» Collected data entries
++++++
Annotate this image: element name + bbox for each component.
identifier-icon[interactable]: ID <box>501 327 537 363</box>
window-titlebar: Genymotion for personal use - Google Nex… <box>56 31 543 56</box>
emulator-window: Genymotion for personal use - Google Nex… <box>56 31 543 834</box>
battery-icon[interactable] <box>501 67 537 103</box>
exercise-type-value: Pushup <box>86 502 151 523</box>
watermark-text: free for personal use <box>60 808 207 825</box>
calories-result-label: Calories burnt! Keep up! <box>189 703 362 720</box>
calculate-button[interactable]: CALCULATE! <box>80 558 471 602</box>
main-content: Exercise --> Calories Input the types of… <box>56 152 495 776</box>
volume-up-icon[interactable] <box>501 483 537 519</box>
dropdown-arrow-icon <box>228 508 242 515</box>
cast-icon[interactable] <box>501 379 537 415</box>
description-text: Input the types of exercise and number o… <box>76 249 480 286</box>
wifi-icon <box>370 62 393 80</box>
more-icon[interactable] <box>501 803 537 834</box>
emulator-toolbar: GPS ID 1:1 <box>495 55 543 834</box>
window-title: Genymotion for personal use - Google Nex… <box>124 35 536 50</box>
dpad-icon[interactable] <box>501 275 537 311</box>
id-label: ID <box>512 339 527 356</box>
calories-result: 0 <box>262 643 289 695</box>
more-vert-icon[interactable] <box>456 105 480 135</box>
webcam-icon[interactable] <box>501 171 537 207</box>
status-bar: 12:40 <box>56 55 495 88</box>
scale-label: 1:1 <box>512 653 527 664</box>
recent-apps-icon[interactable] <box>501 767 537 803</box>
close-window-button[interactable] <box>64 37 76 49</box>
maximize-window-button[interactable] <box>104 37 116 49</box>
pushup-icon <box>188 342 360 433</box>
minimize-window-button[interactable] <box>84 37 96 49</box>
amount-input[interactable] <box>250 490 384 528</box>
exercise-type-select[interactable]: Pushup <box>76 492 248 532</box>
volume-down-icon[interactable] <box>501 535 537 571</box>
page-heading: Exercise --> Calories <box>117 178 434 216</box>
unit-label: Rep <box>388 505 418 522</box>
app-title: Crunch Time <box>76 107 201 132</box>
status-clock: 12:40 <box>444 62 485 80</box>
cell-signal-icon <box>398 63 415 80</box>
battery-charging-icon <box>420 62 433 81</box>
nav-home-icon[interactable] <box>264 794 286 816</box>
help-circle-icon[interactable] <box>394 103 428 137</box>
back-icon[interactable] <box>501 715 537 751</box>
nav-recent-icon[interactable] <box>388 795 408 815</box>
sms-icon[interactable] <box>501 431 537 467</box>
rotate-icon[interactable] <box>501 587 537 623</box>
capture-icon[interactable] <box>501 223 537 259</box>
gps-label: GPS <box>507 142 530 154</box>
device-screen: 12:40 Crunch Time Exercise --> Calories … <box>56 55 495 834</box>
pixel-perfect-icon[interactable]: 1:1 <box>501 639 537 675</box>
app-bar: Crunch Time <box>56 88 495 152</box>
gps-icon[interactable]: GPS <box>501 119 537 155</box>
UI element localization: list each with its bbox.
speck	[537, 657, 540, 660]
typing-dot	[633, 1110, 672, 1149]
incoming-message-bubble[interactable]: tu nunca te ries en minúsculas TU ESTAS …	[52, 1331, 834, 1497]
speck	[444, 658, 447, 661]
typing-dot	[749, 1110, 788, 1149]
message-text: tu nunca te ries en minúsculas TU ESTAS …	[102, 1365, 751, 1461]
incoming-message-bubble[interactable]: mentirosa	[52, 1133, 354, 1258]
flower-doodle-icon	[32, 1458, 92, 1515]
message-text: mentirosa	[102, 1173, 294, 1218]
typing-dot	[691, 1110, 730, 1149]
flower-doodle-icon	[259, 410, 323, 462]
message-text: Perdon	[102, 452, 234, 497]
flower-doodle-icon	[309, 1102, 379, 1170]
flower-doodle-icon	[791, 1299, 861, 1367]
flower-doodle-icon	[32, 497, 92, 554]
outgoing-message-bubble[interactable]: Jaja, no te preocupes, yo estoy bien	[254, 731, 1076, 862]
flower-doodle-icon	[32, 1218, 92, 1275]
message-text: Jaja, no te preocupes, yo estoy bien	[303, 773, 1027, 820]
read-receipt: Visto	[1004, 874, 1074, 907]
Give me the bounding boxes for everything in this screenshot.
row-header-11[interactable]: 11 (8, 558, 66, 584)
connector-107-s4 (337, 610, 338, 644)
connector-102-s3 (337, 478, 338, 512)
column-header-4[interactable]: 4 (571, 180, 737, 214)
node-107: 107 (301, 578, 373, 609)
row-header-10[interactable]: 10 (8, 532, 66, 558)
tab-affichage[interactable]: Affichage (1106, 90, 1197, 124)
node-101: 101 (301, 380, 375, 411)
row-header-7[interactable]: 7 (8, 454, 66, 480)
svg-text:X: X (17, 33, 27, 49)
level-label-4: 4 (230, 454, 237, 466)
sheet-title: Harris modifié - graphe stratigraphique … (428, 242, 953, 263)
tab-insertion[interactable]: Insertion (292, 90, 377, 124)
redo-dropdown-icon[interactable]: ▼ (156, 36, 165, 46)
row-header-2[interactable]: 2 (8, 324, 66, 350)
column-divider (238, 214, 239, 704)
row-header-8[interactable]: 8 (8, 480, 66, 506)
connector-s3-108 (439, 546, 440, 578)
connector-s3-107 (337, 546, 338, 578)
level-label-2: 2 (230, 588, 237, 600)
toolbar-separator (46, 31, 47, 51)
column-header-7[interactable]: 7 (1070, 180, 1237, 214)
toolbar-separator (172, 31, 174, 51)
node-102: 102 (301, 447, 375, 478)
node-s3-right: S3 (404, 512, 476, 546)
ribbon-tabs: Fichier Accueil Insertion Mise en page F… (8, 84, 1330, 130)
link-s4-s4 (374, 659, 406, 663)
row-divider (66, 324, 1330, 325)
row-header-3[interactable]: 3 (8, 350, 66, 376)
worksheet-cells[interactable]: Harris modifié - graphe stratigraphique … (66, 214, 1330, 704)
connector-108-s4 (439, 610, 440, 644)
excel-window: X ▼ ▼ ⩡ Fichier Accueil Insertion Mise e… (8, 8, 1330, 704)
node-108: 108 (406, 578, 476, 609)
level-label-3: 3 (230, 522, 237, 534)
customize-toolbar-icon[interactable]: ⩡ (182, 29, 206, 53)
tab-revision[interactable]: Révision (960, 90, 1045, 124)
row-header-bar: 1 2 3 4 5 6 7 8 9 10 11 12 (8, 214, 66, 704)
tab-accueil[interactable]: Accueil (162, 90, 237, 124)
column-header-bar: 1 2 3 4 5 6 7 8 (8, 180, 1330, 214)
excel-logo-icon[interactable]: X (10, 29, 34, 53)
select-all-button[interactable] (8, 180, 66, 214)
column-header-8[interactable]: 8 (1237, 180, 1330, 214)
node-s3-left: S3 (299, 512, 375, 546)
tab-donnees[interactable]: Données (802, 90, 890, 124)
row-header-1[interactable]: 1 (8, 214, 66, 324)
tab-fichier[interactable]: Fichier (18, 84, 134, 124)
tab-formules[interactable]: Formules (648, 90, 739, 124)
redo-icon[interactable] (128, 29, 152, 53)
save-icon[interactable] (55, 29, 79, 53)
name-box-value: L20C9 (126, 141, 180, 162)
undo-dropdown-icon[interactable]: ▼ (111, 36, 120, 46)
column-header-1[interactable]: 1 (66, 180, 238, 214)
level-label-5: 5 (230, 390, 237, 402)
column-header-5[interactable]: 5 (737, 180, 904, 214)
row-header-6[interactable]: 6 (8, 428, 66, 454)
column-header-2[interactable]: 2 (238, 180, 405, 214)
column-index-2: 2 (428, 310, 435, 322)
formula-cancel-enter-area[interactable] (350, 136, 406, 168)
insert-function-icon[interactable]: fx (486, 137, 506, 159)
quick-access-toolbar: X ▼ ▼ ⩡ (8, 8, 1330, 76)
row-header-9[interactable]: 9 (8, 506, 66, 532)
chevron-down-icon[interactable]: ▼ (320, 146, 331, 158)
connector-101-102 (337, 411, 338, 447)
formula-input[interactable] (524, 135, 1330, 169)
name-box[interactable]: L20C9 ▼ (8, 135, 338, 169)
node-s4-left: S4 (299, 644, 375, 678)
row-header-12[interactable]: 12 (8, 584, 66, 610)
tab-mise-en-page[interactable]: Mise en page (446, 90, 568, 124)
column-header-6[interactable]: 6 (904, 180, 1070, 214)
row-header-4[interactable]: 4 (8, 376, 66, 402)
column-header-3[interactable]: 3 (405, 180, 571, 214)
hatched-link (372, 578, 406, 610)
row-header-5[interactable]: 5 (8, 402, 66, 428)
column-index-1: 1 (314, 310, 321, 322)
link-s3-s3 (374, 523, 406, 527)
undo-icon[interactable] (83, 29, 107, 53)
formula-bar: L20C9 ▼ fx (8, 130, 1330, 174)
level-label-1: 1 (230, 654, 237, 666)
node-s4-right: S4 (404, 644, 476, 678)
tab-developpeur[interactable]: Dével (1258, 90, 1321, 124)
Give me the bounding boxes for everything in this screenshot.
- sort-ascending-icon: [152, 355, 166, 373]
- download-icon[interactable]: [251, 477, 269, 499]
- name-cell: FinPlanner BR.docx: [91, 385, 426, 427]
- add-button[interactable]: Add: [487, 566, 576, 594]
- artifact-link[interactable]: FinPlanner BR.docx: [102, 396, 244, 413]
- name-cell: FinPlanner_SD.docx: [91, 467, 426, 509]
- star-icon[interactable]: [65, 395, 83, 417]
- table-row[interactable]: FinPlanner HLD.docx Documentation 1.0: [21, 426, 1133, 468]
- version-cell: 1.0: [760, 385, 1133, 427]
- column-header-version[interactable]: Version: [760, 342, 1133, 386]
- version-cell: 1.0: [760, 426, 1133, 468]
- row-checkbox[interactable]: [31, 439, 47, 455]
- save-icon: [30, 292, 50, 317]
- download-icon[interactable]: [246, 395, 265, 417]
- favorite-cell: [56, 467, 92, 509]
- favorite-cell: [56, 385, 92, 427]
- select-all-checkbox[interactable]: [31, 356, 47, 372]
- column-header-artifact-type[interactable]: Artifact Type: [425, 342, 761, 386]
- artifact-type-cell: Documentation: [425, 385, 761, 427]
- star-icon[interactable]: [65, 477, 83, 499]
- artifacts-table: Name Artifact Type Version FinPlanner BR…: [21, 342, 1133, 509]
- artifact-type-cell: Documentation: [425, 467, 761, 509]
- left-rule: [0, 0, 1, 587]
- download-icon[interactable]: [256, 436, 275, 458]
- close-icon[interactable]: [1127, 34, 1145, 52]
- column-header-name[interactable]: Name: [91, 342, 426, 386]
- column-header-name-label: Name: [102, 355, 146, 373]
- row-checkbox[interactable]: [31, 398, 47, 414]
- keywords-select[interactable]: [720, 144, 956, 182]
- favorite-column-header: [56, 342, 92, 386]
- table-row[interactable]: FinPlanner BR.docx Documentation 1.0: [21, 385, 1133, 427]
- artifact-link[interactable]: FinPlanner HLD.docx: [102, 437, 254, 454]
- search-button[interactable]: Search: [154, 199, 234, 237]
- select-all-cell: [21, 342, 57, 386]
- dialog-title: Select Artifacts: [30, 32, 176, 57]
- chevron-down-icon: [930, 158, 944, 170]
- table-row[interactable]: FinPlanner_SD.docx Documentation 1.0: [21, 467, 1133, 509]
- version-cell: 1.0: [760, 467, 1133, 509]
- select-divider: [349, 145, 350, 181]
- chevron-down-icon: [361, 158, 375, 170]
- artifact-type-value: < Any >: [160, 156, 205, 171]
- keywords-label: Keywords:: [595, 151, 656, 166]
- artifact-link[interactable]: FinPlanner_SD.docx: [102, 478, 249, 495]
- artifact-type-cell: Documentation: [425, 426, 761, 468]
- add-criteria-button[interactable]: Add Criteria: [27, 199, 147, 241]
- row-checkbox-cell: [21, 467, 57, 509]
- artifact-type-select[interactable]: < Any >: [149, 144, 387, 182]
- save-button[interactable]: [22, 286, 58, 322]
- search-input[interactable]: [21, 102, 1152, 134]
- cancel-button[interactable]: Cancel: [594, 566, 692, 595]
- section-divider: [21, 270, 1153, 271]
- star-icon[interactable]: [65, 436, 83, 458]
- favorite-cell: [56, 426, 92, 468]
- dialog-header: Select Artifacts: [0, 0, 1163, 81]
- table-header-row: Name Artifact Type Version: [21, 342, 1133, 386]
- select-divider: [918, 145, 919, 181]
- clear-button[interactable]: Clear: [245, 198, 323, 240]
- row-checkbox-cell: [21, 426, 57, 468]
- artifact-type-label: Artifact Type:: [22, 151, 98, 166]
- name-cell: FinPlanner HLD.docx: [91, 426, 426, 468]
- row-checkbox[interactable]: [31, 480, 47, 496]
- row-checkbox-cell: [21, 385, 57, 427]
++++++
» WHAT YOU NEED TO DO
Write out the lines from the start of the entries through the line holding "more-icon[interactable] <box>501 803", inclusive, character for character.

» RESPONSE TO THE TASK
Annotate this image: element name + bbox for each component.
identifier-icon[interactable]: ID <box>501 327 537 363</box>
window-titlebar: Genymotion for personal use - Google Nex… <box>56 31 543 56</box>
emulator-window: Genymotion for personal use - Google Nex… <box>56 31 543 834</box>
battery-icon[interactable] <box>501 67 537 103</box>
exercise-type-value: Pushup <box>86 502 151 523</box>
watermark-text: free for personal use <box>60 808 207 825</box>
calories-result-label: Calories burnt! Keep up! <box>189 703 362 720</box>
calculate-button[interactable]: CALCULATE! <box>80 558 471 602</box>
main-content: Exercise --> Calories Input the types of… <box>56 152 495 776</box>
volume-up-icon[interactable] <box>501 483 537 519</box>
dropdown-arrow-icon <box>228 508 242 515</box>
cast-icon[interactable] <box>501 379 537 415</box>
description-text: Input the types of exercise and number o… <box>76 249 480 286</box>
wifi-icon <box>370 62 393 80</box>
more-icon[interactable] <box>501 803 537 834</box>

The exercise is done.